> Complete the following:
1 – According to the passage on choosing trustees, what kind of insurance does a corporate fiduciary carry in case it makes a mistake?
2 – Extend the passage on choosing trustees, picking up after its final sentence.

> Text under study:
-*-*-

In many cases, you may want to consider appointing co-trustees. A Trustee is required to abide by the terms of a trust. If that Trustee fails to do so, a beneficiary of the trust is not without recourse. One of the benefits of naming co-trustees is that they tend to hold one another accountable. In addition, most trusts will provide a way for the beneficiaries to remove a Trustee, and replace them with the next successor trustee on the list.
It is wise to name not only your immediate successor, but subsequent successor Trustees as well. An individual Trustee may refuse to accept the position, or may resign from the position due to any number of reasons. The Trustee may become disabled or die. Many clients want family members or close friends to act as successor Trustees. But since all individuals eventually pass away, it is good practice to name a bank trust department or other corporate trustee as the final successor trustee on the list. Some clients with very high net worth, or very complex assets, may name an institutional trustee from the very beginning – either as a co-trustee with a trusted family member, or serving as the sole trustee.
One of the advantages of naming a corporate fiduciary is that they manage trusts professionally every day, and usually know what they are doing. They act very objectively to follow the instructions set forth in the trust document. They have investment experience and record-keeping skills. They know the law, and follow the prudent investor rule. If they make a mistake, they have errors and omissions insurance, so the trust beneficiaries have a source to recover any potential damages.
The primary disadvantages of a corporate trustee, however, are cost and the fact that they may not have a personal relationship with the beneficiaries. A family member acting as trustee may better understand the family dynamic, and make better discretionary decisions when it comes to your loved ones.
On the other hand, although family members will usually serve for little or no compensation, they may not be the best choice for a Trustee. While the trust may allow for some discretion, some family members are prone to make decisions on an emotional basis. Most times, the family member is not an experienced Trustee and does not know what is required of him or her under the law. If they make mistakes, they may face the wrath (and legal action) of the beneficiaries, or the beneficiaries may be unwilling to take action, and your plans and goals for the beneficiaries are not fulfilled. If you do choose a family member as a Trustee, it is best to train them for the responsibility before you die. Perhaps your attorney or advisor provides successor trustee training, or you can spend time educating them now, before they are called upon to act.

-*-*-

> Source data:
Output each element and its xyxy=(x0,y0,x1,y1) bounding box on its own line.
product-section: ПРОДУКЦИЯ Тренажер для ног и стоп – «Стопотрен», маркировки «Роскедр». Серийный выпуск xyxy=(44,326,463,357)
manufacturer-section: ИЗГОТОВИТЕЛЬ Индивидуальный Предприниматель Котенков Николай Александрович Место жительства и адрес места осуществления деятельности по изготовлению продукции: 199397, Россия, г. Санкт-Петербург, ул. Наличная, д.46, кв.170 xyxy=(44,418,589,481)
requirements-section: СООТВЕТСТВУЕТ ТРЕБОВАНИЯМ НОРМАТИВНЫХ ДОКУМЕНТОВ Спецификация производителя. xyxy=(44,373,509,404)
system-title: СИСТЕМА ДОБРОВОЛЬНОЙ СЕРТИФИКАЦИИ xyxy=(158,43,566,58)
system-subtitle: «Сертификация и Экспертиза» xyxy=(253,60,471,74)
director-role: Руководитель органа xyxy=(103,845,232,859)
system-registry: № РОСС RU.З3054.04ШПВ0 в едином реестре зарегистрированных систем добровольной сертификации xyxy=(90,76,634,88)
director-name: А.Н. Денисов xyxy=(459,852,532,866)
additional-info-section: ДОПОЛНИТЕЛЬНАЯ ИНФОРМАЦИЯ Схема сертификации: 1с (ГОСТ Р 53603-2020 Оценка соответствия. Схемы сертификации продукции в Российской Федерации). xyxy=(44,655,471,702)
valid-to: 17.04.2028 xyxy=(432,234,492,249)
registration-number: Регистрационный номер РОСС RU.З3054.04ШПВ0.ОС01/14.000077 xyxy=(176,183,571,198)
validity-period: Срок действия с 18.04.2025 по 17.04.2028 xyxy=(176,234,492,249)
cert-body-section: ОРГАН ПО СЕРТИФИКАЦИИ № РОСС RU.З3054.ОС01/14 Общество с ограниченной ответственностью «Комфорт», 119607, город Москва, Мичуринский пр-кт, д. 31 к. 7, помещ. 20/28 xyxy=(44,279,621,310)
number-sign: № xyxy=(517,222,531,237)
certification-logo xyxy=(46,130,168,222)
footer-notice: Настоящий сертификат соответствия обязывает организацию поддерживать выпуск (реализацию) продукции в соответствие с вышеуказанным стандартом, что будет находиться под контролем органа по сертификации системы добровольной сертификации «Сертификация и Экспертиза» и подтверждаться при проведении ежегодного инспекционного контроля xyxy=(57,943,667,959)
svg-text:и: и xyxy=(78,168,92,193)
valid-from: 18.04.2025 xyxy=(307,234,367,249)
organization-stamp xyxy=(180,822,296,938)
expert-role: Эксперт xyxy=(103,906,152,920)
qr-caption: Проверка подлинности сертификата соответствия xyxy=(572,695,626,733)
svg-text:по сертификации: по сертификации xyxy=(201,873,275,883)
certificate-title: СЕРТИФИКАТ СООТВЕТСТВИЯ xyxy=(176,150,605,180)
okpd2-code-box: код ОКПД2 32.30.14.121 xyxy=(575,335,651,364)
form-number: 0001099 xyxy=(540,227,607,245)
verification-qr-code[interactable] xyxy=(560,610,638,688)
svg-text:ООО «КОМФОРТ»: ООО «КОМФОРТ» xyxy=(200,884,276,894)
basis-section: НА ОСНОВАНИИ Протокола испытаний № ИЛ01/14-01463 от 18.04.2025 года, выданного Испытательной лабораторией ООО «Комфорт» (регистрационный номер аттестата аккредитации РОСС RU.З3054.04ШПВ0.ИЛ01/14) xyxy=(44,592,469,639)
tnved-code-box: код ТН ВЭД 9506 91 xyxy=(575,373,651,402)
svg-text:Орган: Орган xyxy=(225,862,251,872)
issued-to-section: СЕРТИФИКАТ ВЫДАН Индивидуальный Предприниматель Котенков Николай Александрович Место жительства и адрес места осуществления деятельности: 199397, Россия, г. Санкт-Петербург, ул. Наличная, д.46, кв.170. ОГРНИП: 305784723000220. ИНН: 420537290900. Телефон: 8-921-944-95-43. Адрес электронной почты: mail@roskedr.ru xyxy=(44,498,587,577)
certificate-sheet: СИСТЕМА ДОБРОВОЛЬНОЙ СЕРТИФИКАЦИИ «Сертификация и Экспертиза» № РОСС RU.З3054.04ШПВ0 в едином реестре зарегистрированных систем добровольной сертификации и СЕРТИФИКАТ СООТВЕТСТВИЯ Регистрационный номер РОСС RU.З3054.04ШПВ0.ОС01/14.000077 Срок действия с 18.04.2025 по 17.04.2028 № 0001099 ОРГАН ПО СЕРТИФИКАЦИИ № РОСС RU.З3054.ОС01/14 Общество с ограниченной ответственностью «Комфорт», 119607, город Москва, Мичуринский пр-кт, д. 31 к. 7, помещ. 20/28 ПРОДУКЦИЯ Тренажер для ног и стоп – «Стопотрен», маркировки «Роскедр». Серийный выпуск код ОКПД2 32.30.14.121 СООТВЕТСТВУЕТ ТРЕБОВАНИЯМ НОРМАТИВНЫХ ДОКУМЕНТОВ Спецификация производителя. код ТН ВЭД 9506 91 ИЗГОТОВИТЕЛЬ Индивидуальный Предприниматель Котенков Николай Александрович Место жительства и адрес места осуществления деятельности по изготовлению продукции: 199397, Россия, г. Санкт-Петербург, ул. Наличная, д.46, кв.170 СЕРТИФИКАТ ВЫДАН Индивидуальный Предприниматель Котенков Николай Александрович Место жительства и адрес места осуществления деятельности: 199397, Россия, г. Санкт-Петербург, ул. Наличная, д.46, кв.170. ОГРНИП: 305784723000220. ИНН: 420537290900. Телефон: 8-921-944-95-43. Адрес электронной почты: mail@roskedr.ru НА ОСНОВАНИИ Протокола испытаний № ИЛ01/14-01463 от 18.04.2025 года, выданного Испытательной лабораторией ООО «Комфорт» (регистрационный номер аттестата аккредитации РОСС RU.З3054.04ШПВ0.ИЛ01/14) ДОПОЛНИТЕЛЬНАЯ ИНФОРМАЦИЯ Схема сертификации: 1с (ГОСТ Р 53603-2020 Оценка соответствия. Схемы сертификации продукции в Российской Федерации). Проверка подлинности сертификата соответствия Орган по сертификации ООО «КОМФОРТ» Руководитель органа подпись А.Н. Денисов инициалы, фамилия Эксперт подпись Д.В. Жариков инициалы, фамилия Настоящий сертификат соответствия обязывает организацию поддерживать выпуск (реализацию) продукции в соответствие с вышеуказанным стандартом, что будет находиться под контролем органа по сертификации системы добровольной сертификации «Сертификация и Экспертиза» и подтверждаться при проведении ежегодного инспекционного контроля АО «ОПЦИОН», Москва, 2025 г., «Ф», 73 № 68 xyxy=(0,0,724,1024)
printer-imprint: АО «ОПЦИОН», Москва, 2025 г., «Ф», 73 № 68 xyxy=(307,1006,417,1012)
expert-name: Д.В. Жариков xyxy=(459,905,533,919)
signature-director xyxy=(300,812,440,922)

-*-*-

> Your written answers:
1 – Errors and omissions insurance.

2 –
Sometimes the best solution is a combination of a professional or corporate Trustee and a family member Trustee working together as co-trustees. The family member brings knowledge of the family situation, and the corporate trustee knows how to invest and maintain records.
Avoiding Family Disputes Over Personal Property
It is quite often the personal property that causes the most heartache and disruption in families after a death. Money doesn’t usually have any sentimental attachment, but personal property can have a perceived value far beyond its actual monetary worth. For example, there may be souvenirs from family vacations, various collectibles, or other items of sentimental value that are impossible to divide or duplicate. It’s helpful to discuss these things ahead of time, so you have a clear understanding of who wants what, and can anticipate and avoid problems after you’re gone.
Generally speaking, personal property is distributed under the laws of the state in which the decedent was a resident on their date of death. Real property (real estate), on the other hand, is subject to the laws of the state in which it is located. If you have significant personal property located outside of your official state of residence, distribution can be confusing. For example, if you own a Steinway piano that is located in your vacation home, the vacation home and the Steinway piano could be treated differently.
Personal property such as jewelry, antiques, artwork, family heirlooms, and household effects can be passed on to your beneficiaries through a specific bequest: “I leave my Ming Vase to my sister Betty.” For most people, it would be overwhelming to try to inventory and choose a beneficiary for every last item you own. Instead, it is common to use a separate “Personal Property Memorandum” that is attached to, and incorporated by reference into your trust.
The memo is generally a handwritten or typed list of your bequests to family or charities, which is signed and dated by you. They could cover each personal item that you own, but typically include only those items of financial value or of strong sentimental value; the types of things that could lead to disagreements among the heirs.
The benefit of a memo is that it can be easily changed if you sell something, give it away during life, or change your mind about who should receive it after you’re gone. You simply throw the old memo away and replace it with a new one. Each personal property memorandum should be dated, and the trust should contain instructions that if more than one memo is discovered after your death, the one with the most recent date is binding.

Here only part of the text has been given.